● **GIVEN INSTRUCTION**: Look through the lines of the material and count those containing "JSON". Give that count alone.

Figure collection entries
begin
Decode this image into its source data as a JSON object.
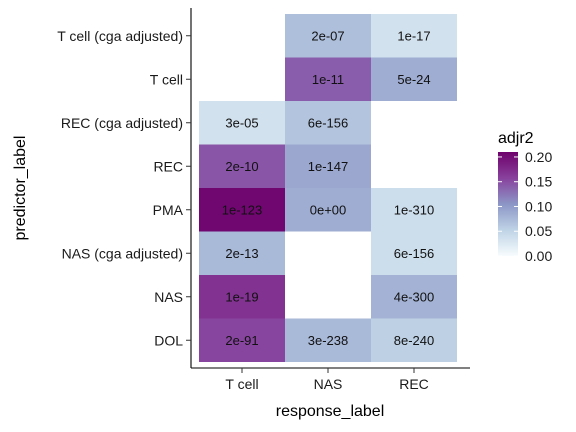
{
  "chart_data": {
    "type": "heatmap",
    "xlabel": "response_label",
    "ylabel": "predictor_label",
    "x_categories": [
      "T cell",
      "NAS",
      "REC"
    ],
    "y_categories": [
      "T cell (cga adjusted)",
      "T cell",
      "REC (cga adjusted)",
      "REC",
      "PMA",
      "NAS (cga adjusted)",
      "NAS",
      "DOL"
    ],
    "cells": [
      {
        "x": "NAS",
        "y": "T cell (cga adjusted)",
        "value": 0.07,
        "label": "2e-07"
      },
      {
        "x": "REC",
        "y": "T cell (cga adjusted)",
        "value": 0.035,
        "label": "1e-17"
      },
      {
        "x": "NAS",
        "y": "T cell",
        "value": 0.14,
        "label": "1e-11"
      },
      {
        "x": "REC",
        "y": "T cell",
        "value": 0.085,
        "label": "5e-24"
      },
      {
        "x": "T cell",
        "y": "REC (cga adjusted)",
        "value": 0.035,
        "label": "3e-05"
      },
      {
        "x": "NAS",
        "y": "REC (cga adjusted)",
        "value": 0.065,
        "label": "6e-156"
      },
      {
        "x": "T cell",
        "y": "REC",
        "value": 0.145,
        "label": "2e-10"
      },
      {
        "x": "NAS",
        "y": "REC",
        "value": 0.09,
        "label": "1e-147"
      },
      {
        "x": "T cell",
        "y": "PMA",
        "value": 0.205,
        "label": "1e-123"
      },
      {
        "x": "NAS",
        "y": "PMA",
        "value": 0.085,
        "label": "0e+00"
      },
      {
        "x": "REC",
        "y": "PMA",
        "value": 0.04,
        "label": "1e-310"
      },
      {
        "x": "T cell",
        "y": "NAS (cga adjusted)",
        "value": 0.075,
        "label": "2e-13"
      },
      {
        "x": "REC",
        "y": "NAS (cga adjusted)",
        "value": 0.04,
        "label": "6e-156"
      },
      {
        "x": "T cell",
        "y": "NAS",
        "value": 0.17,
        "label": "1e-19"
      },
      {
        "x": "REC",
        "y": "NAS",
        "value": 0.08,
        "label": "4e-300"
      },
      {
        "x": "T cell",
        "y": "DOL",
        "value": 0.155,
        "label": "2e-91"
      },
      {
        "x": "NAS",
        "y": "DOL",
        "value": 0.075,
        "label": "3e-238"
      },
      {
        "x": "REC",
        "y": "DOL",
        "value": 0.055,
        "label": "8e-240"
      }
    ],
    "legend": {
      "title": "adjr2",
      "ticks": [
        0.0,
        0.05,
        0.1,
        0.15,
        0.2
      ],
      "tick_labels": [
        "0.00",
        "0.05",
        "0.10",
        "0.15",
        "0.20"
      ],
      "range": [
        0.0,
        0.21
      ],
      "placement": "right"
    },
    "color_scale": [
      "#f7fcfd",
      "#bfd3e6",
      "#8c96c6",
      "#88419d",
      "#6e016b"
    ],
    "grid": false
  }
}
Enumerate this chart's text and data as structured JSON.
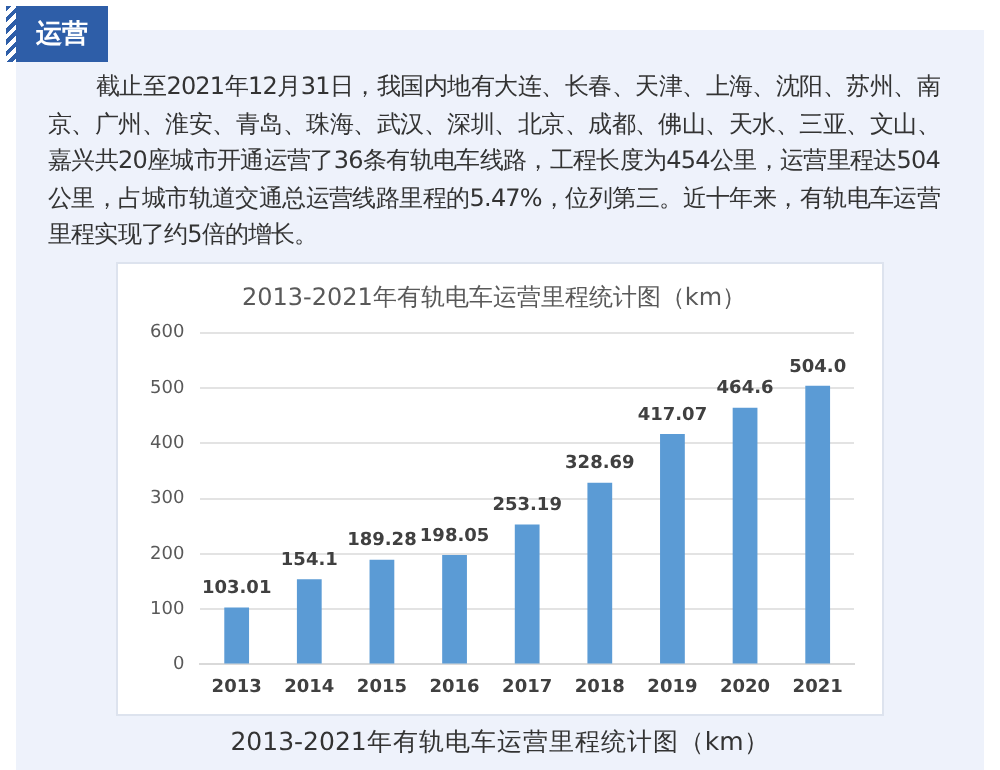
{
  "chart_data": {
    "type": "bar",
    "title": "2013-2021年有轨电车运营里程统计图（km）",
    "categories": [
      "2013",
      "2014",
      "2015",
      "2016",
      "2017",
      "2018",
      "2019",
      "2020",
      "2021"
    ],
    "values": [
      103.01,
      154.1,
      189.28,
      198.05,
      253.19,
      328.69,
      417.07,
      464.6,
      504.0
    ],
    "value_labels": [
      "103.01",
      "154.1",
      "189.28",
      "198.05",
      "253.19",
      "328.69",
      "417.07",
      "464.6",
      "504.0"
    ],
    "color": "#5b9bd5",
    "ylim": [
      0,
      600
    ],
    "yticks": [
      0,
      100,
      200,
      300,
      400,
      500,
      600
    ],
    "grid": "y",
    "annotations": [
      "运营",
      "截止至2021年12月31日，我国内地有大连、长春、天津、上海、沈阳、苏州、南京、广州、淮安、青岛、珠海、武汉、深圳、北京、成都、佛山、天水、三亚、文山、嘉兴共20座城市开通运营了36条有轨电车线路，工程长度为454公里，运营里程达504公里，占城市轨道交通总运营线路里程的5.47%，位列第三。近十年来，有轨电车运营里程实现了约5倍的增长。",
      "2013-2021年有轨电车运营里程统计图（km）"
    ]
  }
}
end
begin
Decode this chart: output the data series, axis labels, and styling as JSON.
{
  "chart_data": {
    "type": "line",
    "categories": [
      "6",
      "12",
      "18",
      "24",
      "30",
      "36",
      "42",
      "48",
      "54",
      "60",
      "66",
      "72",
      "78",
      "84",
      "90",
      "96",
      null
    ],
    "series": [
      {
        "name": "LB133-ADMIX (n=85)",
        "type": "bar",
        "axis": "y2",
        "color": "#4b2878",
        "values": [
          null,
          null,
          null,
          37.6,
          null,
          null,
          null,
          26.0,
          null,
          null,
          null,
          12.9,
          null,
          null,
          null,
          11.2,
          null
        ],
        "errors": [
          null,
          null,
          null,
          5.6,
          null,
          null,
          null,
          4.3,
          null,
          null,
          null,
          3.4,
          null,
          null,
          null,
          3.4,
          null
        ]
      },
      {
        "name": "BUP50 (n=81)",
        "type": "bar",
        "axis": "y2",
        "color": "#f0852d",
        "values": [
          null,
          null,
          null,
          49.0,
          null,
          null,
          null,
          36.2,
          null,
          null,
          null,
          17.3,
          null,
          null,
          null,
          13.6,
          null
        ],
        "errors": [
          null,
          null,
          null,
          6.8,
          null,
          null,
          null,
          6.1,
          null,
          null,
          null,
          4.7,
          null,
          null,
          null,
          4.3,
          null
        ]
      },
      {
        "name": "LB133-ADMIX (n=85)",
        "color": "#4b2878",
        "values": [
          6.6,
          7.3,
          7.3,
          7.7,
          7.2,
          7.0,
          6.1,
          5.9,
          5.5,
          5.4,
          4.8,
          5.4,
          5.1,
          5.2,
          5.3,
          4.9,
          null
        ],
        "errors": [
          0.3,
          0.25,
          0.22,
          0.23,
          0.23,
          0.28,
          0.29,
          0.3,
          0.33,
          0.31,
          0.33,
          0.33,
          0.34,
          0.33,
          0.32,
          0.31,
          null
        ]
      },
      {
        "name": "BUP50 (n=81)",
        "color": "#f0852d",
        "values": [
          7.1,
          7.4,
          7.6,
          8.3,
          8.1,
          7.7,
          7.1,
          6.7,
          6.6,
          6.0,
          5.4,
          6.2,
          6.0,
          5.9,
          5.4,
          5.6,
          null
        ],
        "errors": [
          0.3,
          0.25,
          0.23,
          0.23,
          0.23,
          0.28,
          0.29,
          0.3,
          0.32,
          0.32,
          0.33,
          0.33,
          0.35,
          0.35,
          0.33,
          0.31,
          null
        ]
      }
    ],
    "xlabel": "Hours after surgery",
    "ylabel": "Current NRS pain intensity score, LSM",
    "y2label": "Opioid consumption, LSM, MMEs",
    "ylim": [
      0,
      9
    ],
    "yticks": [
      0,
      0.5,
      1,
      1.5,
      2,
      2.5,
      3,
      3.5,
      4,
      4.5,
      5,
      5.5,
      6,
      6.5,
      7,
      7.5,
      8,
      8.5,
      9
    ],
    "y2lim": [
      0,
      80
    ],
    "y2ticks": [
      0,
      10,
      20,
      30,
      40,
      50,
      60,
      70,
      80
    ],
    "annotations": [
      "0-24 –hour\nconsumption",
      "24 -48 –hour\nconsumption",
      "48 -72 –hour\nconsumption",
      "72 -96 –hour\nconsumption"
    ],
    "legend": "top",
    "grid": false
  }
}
end
● **FULL OUTPUT**: 3